=== REQUIREMENTS ===
Look through the material and copy each line holding "Output".

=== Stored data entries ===
>> begin
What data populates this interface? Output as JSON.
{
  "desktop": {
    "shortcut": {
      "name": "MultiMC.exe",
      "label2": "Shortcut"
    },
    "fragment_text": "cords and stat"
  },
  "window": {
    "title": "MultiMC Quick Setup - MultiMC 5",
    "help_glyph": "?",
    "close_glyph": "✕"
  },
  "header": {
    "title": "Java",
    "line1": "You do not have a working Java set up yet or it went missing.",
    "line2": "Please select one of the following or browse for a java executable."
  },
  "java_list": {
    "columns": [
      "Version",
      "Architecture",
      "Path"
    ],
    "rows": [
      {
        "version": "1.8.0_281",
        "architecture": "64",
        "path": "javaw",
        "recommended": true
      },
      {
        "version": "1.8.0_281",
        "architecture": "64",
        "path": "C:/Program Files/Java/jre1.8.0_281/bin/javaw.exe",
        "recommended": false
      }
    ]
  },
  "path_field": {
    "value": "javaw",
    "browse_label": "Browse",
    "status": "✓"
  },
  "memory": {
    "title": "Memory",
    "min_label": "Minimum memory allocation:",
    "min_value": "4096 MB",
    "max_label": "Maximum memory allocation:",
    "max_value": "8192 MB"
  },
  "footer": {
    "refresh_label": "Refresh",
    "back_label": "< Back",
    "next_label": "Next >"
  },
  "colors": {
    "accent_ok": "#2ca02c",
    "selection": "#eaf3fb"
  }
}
>> end
>> begin
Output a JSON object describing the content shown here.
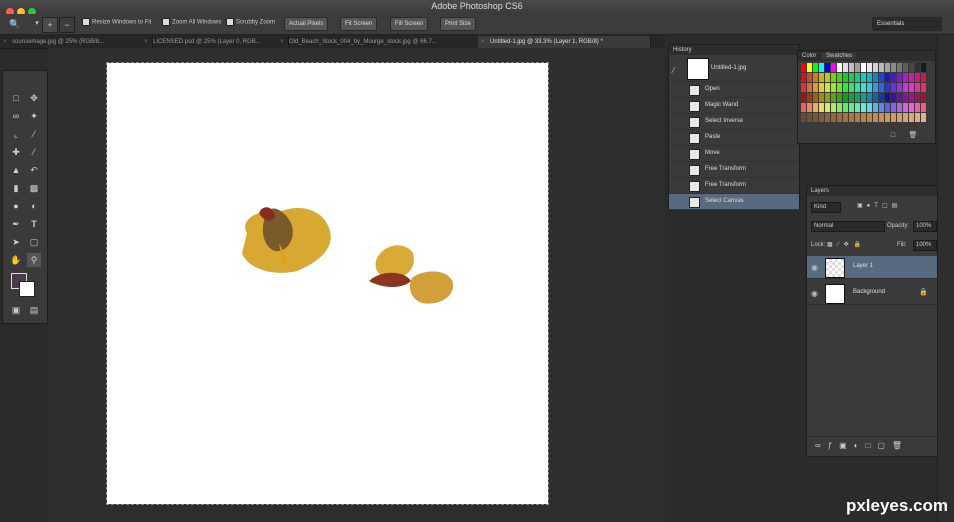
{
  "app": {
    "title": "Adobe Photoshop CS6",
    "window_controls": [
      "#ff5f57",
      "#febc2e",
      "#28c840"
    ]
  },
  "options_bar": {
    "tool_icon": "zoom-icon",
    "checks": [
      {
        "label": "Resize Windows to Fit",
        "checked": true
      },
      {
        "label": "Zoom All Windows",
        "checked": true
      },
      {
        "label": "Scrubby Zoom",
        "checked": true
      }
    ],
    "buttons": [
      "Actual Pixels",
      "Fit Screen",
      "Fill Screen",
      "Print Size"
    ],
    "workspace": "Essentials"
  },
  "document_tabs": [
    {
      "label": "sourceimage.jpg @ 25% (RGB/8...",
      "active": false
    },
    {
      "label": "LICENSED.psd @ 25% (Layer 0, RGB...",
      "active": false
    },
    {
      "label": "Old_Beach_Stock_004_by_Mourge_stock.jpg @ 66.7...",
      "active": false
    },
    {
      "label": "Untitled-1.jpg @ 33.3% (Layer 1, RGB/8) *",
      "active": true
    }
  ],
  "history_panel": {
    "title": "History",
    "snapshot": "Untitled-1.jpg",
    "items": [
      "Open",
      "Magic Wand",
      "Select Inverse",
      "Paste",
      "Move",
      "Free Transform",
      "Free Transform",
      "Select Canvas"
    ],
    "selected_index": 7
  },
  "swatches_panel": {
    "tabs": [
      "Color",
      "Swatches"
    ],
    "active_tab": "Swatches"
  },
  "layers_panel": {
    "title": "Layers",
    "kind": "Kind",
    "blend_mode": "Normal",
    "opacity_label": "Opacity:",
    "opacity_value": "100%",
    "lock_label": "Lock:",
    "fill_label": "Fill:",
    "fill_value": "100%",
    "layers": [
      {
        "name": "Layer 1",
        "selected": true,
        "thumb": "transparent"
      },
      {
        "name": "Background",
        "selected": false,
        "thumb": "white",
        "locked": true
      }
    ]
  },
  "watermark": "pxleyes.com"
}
>> end
=== FINISHED EXERCISE ===
What data populates this interface? Output as JSON.
Output a JSON object describing the content shown here.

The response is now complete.